**Your objective**
Search the material below for the word "расчетной" and copy every line in which it occurs.

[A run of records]
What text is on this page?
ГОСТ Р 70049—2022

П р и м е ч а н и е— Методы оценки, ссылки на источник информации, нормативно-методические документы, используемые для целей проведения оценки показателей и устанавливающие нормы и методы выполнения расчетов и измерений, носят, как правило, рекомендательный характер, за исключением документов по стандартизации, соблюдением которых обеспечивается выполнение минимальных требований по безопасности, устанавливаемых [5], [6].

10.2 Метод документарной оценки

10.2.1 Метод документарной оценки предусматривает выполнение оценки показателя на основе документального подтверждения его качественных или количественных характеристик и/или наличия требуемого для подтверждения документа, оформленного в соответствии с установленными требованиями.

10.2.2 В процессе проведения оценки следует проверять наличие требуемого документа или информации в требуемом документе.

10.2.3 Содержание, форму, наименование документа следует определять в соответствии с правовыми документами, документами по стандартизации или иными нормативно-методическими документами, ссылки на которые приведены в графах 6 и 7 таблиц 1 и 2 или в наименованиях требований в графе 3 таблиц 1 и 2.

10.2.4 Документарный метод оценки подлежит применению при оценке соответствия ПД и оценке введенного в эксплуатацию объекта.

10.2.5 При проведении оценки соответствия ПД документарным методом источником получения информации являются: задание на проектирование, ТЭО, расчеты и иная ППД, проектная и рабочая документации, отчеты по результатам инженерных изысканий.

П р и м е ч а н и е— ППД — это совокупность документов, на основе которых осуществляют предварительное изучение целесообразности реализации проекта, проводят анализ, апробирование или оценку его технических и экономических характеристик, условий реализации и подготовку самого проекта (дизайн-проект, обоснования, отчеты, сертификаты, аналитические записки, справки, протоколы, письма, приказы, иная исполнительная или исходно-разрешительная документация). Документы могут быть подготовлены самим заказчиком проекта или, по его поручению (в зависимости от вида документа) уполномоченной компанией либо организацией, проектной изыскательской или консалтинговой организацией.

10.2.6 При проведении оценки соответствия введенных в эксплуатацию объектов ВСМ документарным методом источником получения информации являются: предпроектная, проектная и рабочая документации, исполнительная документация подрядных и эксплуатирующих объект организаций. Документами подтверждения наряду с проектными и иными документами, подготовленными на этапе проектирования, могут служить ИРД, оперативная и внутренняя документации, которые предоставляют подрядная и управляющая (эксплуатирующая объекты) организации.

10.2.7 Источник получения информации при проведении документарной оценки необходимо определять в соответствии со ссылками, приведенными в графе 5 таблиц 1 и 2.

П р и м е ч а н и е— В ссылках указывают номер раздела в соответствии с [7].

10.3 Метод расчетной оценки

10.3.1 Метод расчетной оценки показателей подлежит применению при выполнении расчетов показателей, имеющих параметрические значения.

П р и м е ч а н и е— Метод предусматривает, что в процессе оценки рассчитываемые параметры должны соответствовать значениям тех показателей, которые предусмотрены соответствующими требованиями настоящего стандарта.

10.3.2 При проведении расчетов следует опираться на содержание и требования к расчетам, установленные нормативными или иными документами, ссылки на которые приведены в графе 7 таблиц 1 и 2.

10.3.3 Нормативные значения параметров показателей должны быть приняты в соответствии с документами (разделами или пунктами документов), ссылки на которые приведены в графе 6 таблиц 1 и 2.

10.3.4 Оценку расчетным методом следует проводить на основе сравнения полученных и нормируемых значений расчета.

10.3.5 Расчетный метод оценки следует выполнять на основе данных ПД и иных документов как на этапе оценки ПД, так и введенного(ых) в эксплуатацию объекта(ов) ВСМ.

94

**Output**
10.3 Метод расчетной оценки
10.3.1 Метод расчетной оценки показателей подлежит применению при выполнении расчетов показателей, имеющих параметрические значения.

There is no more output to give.